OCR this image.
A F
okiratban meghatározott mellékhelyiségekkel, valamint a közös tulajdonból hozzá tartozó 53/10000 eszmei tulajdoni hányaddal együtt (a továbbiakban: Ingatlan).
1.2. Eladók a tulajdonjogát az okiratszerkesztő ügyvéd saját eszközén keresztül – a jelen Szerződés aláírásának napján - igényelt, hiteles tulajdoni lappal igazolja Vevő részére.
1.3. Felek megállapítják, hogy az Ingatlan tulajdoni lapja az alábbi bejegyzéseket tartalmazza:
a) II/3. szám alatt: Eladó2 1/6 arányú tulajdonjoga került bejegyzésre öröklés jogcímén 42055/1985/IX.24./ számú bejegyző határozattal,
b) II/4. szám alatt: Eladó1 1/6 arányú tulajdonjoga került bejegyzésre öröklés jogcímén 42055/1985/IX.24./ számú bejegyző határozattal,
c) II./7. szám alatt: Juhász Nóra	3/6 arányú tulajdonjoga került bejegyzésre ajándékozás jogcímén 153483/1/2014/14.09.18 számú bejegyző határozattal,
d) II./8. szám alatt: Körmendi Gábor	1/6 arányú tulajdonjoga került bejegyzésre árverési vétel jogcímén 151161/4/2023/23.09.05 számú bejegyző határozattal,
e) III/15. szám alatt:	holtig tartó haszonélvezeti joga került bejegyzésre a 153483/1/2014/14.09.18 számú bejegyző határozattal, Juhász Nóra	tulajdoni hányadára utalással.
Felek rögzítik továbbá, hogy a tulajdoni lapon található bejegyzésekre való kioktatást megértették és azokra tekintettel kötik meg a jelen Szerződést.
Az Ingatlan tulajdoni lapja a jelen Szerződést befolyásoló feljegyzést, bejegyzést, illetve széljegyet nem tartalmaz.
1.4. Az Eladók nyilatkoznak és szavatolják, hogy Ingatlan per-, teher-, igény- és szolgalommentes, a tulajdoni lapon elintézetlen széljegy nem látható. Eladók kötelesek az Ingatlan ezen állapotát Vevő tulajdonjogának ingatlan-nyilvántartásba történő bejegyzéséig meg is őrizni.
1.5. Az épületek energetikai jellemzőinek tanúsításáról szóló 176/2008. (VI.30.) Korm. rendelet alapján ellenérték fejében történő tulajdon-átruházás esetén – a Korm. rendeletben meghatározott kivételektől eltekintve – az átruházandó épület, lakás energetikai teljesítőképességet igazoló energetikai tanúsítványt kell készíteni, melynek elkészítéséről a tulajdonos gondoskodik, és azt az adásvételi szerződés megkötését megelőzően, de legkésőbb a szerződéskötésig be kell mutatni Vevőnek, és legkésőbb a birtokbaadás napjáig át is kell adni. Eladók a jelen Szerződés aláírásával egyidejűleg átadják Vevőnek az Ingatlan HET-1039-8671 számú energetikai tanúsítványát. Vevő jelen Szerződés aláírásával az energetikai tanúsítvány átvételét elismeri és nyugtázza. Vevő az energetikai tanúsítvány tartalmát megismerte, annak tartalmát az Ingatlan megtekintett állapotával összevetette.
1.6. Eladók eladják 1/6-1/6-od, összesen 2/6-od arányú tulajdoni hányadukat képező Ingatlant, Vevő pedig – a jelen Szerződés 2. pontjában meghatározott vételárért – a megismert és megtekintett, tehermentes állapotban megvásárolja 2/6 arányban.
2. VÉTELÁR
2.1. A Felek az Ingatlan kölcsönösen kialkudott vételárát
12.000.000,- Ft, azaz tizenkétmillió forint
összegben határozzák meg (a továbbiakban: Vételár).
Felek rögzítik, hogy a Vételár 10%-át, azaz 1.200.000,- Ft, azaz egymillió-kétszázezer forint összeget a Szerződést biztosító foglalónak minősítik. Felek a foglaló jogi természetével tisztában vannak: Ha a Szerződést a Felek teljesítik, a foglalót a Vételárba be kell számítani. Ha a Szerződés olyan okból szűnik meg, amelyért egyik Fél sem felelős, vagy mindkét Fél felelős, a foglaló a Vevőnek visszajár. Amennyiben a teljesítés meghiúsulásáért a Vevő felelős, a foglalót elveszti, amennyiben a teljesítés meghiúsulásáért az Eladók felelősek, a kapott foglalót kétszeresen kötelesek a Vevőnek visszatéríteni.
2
****************
From the records above, copy every line that holds the word "hogy".

→ **WRITTEN RESPONSE**
1.3. Felek megállapítják, hogy az Ingatlan tulajdoni lapja az alábbi bejegyzéseket tartalmazza:
Felek rögzítik továbbá, hogy a tulajdoni lapon található bejegyzésekre való kioktatást megértették és azokra tekintettel kötik meg a jelen Szerződést.
1.4. Az Eladók nyilatkoznak és szavatolják, hogy Ingatlan per-, teher-, igény- és szolgalommentes, a tulajdoni lapon elintézetlen széljegy nem látható. Eladók kötelesek az Ingatlan ezen állapotát Vevő tulajdonjogának ingatlan-nyilvántartásba történő bejegyzéséig meg is őrizni.
Felek rögzítik, hogy a Vételár 10%-át, azaz 1.200.000,- Ft, azaz egymillió-kétszázezer forint összeget a Szerződést biztosító foglalónak minősítik. Felek a foglaló jogi természetével tisztában vannak: Ha a Szerződést a Felek teljesítik, a foglalót a Vételárba be kell számítani. Ha a Szerződés olyan okból szűnik meg, amelyért egyik Fél sem felelős, vagy mindkét Fél felelős, a foglaló a Vevőnek visszajár. Amennyiben a teljesítés meghiúsulásáért a Vevő felelős, a foglalót elveszti, amennyiben a teljesítés meghiúsulásáért az Eladók felelősek, a kapott foglalót kétszeresen kötelesek a Vevőnek visszatéríteni.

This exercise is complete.